_What you will do_
Transcribe the material exactly. Images do not belong in the copy.

_Given information_
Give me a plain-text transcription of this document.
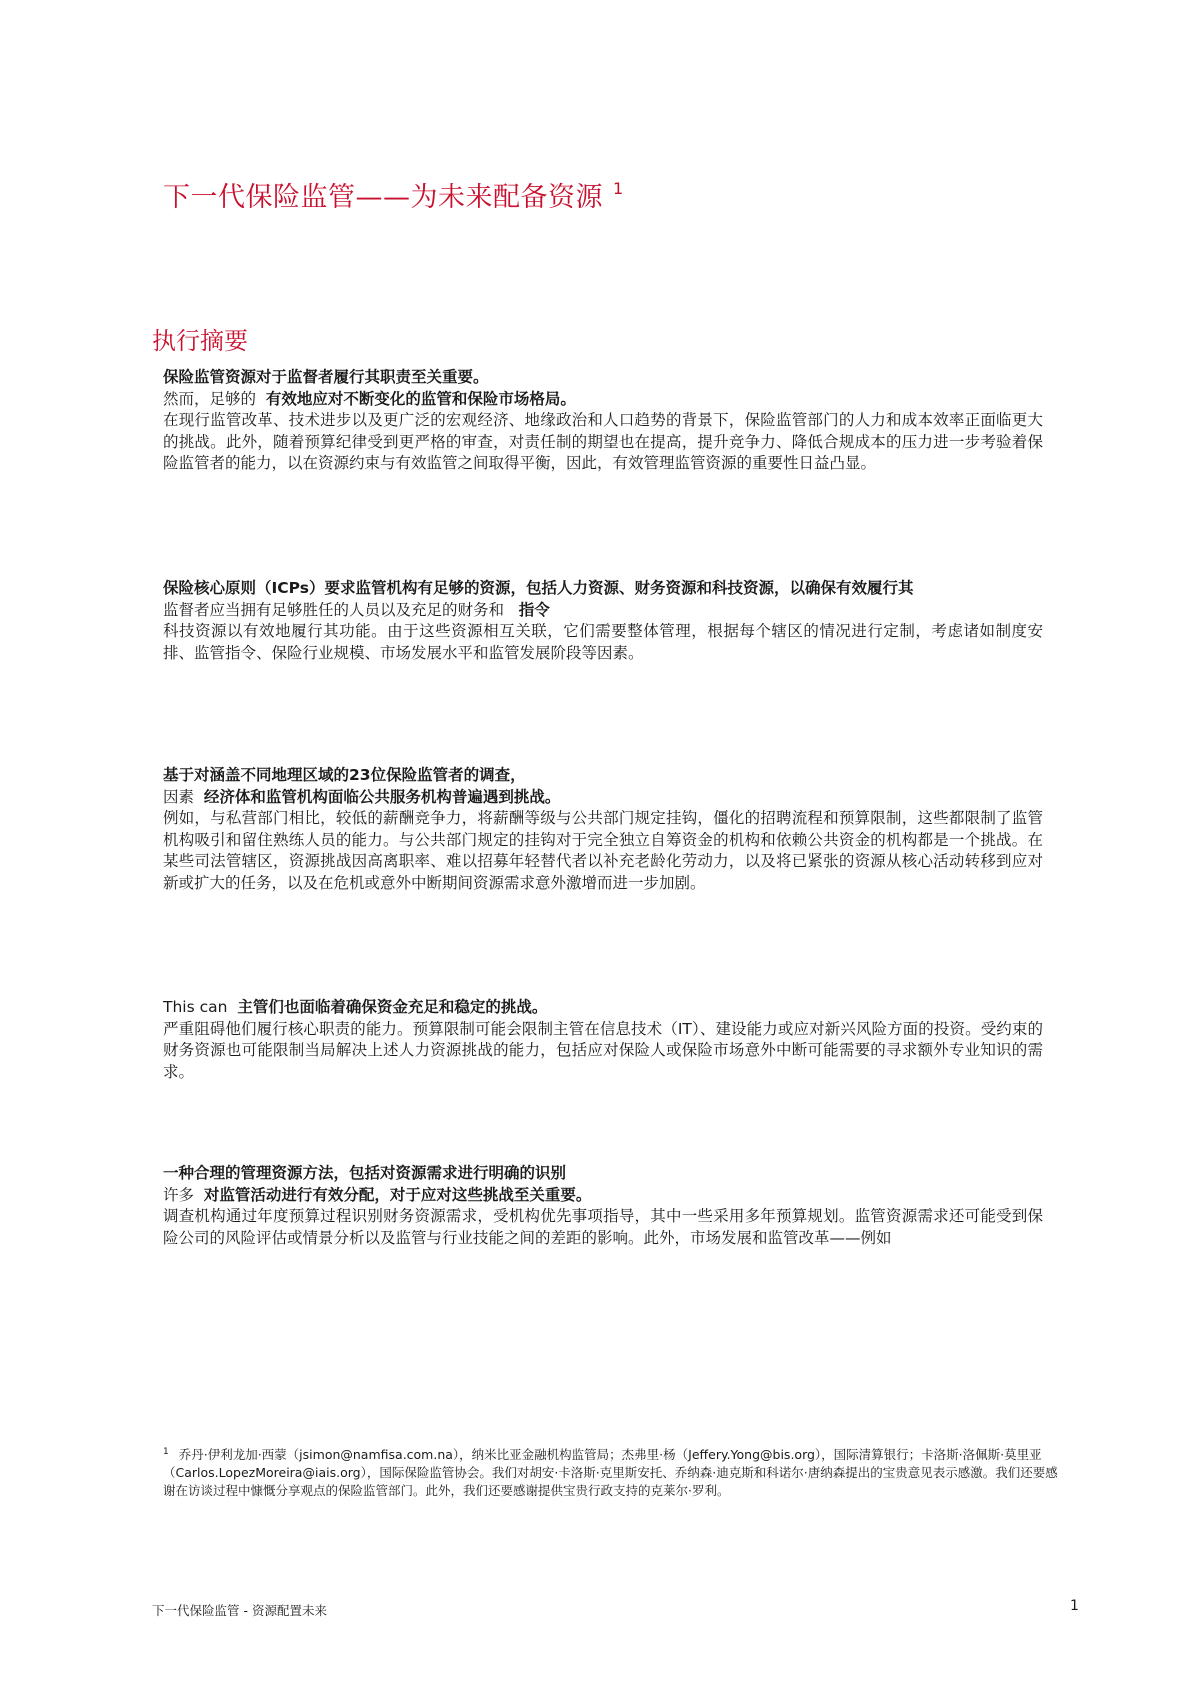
下一代保险监管——为未来配备资源 $^1$
执行摘要
保险监管资源对于监督者履行其职责至关重要。
然而，足够的 有效地应对不断变化的监管和保险市场格局。
在现行监管改革、技术进步以及更广泛的宏观经济、地缘政治和人口趋势的背景下，保险监管部门的人力和成本效率正面临更大的挑战。此外，随着预算纪律受到更严格的审查，对责任制的期望也在提高，提升竞争力、降低合规成本的压力进一步考验着保险监管者的能力，以在资源约束与有效监管之间取得平衡，因此，有效管理监管资源的重要性日益凸显。
保险核心原则（ICPs）要求监管机构有足够的资源，包括人力资源、财务资源和科技资源，以确保有效履行其
监督者应当拥有足够胜任的人员以及充足的财务和 指令
科技资源以有效地履行其功能。由于这些资源相互关联，它们需要整体管理，根据每个辖区的情况进行定制，考虑诸如制度安排、监管指令、保险行业规模、市场发展水平和监管发展阶段等因素。
基于对涵盖不同地理区域的23位保险监管者的调查，
因素 经济体和监管机构面临公共服务机构普遍遇到挑战。
例如，与私营部门相比，较低的薪酬竞争力，将薪酬等级与公共部门规定挂钩，僵化的招聘流程和预算限制，这些都限制了监管机构吸引和留住熟练人员的能力。与公共部门规定的挂钩对于完全独立自筹资金的机构和依赖公共资金的机构都是一个挑战。在某些司法管辖区，资源挑战因高离职率、难以招募年轻替代者以补充老龄化劳动力，以及将已紧张的资源从核心活动转移到应对新或扩大的任务，以及在危机或意外中断期间资源需求意外激增而进一步加剧。
This can 主管们也面临着确保资金充足和稳定的挑战。
严重阻碍他们履行核心职责的能力。预算限制可能会限制主管在信息技术（IT）、建设能力或应对新兴风险方面的投资。受约束的财务资源也可能限制当局解决上述人力资源挑战的能力，包括应对保险人或保险市场意外中断可能需要的寻求额外专业知识的需求。
一种合理的管理资源方法，包括对资源需求进行明确的识别
许多 对监管活动进行有效分配，对于应对这些挑战至关重要。
调查机构通过年度预算过程识别财务资源需求，受机构优先事项指导，其中一些采用多年预算规划。监管资源需求还可能受到保险公司的风险评估或情景分析以及监管与行业技能之间的差距的影响。此外，市场发展和监管改革——例如
$^1$ 乔丹·伊利龙加·西蒙（jsimon@namfisa.com.na），纳米比亚金融机构监管局；杰弗里·杨（Jeffery.Yong@bis.org），国际清算银行；卡洛斯·洛佩斯·莫里亚（Carlos.LopezMoreira@iais.org），国际保险监管协会。我们对胡安·卡洛斯·克里斯安托、乔纳森·迪克斯和科诺尔·唐纳森提出的宝贵意见表示感激。我们还要感谢在访谈过程中慷慨分享观点的保险监管部门。此外，我们还要感谢提供宝贵行政支持的克莱尔·罗利。
下一代保险监管 - 资源配置未来	1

_Reply_
Give me a plain-text transcription of this document.
下一代保险监管——为未来配备资源 $^1$
执行摘要
保险监管资源对于监督者履行其职责至关重要。
然而，足够的 有效地应对不断变化的监管和保险市场格局。
在现行监管改革、技术进步以及更广泛的宏观经济、地缘政治和人口趋势的背景下，保险监管部门的人力和成本效率正面临更大的挑战。此外，随着预算纪律受到更严格的审查，对责任制的期望也在提高，提升竞争力、降低合规成本的压力进一步考验着保险监管者的能力，以在资源约束与有效监管之间取得平衡，因此，有效管理监管资源的重要性日益凸显。
保险核心原则（ICPs）要求监管机构有足够的资源，包括人力资源、财务资源和科技资源，以确保有效履行其
监督者应当拥有足够胜任的人员以及充足的财务和 指令
科技资源以有效地履行其功能。由于这些资源相互关联，它们需要整体管理，根据每个辖区的情况进行定制，考虑诸如制度安排、监管指令、保险行业规模、市场发展水平和监管发展阶段等因素。
基于对涵盖不同地理区域的23位保险监管者的调查，
因素 经济体和监管机构面临公共服务机构普遍遇到挑战。
例如，与私营部门相比，较低的薪酬竞争力，将薪酬等级与公共部门规定挂钩，僵化的招聘流程和预算限制，这些都限制了监管机构吸引和留住熟练人员的能力。与公共部门规定的挂钩对于完全独立自筹资金的机构和依赖公共资金的机构都是一个挑战。在某些司法管辖区，资源挑战因高离职率、难以招募年轻替代者以补充老龄化劳动力，以及将已紧张的资源从核心活动转移到应对新或扩大的任务，以及在危机或意外中断期间资源需求意外激增而进一步加剧。
This can 主管们也面临着确保资金充足和稳定的挑战。
严重阻碍他们履行核心职责的能力。预算限制可能会限制主管在信息技术（IT）、建设能力或应对新兴风险方面的投资。受约束的财务资源也可能限制当局解决上述人力资源挑战的能力，包括应对保险人或保险市场意外中断可能需要的寻求额外专业知识的需求。
一种合理的管理资源方法，包括对资源需求进行明确的识别
许多 对监管活动进行有效分配，对于应对这些挑战至关重要。
调查机构通过年度预算过程识别财务资源需求，受机构优先事项指导，其中一些采用多年预算规划。监管资源需求还可能受到保险公司的风险评估或情景分析以及监管与行业技能之间的差距的影响。此外，市场发展和监管改革——例如
$^1$ 乔丹·伊利龙加·西蒙（jsimon@namfisa.com.na），纳米比亚金融机构监管局；杰弗里·杨（Jeffery.Yong@bis.org），国际清算银行；卡洛斯·洛佩斯·莫里亚（Carlos.LopezMoreira@iais.org），国际保险监管协会。我们对胡安·卡洛斯·克里斯安托、乔纳森·迪克斯和科诺尔·唐纳森提出的宝贵意见表示感激。我们还要感谢在访谈过程中慷慨分享观点的保险监管部门。此外，我们还要感谢提供宝贵行政支持的克莱尔·罗利。
下一代保险监管 - 资源配置未来	1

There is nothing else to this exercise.